Data section —

* * *

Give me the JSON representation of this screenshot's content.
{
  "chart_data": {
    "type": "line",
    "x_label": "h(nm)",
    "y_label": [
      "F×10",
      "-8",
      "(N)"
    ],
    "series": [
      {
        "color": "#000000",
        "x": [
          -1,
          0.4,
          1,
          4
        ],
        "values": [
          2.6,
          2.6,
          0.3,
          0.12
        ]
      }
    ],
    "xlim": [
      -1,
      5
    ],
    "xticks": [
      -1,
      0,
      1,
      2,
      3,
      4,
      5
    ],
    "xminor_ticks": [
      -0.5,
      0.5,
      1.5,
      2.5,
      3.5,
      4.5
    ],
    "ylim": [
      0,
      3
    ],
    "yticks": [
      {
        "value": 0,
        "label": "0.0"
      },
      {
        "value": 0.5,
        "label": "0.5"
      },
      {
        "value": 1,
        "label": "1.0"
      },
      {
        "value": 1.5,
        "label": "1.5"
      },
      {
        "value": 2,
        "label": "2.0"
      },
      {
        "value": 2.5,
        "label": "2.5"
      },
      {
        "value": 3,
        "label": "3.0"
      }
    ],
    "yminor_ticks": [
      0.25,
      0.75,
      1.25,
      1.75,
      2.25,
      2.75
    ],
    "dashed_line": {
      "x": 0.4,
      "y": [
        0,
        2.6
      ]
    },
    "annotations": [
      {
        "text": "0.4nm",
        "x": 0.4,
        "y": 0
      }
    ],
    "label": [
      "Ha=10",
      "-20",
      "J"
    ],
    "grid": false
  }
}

* * *

All of the entries need to be reproduced exactly; please write them out.

Give me the JSON representation of this screenshot's content.
{
  "chart_data": {
    "type": "line",
    "x_label": "h(nm)",
    "y_label": [
      "F×10",
      "-8",
      "(N)"
    ],
    "series": [
      {
        "color": "#000000",
        "x": [
          -1,
          0.4,
          1,
          4
        ],
        "values": [
          2.6,
          2.6,
          0.3,
          0.12
        ]
      }
    ],
    "xlim": [
      -1,
      5
    ],
    "xticks": [
      -1,
      0,
      1,
      2,
      3,
      4,
      5
    ],
    "xminor_ticks": [
      -0.5,
      0.5,
      1.5,
      2.5,
      3.5,
      4.5
    ],
    "ylim": [
      0,
      3
    ],
    "yticks": [
      {
        "value": 0,
        "label": "0.0"
      },
      {
        "value": 0.5,
        "label": "0.5"
      },
      {
        "value": 1,
        "label": "1.0"
      },
      {
        "value": 1.5,
        "label": "1.5"
      },
      {
        "value": 2,
        "label": "2.0"
      },
      {
        "value": 2.5,
        "label": "2.5"
      },
      {
        "value": 3,
        "label": "3.0"
      }
    ],
    "yminor_ticks": [
      0.25,
      0.75,
      1.25,
      1.75,
      2.25,
      2.75
    ],
    "dashed_line": {
      "x": 0.4,
      "y": [
        0,
        2.6
      ]
    },
    "annotations": [
      {
        "text": "0.4nm",
        "x": 0.4,
        "y": 0
      }
    ],
    "label": [
      "Ha=10",
      "-20",
      "J"
    ],
    "grid": false
  }
}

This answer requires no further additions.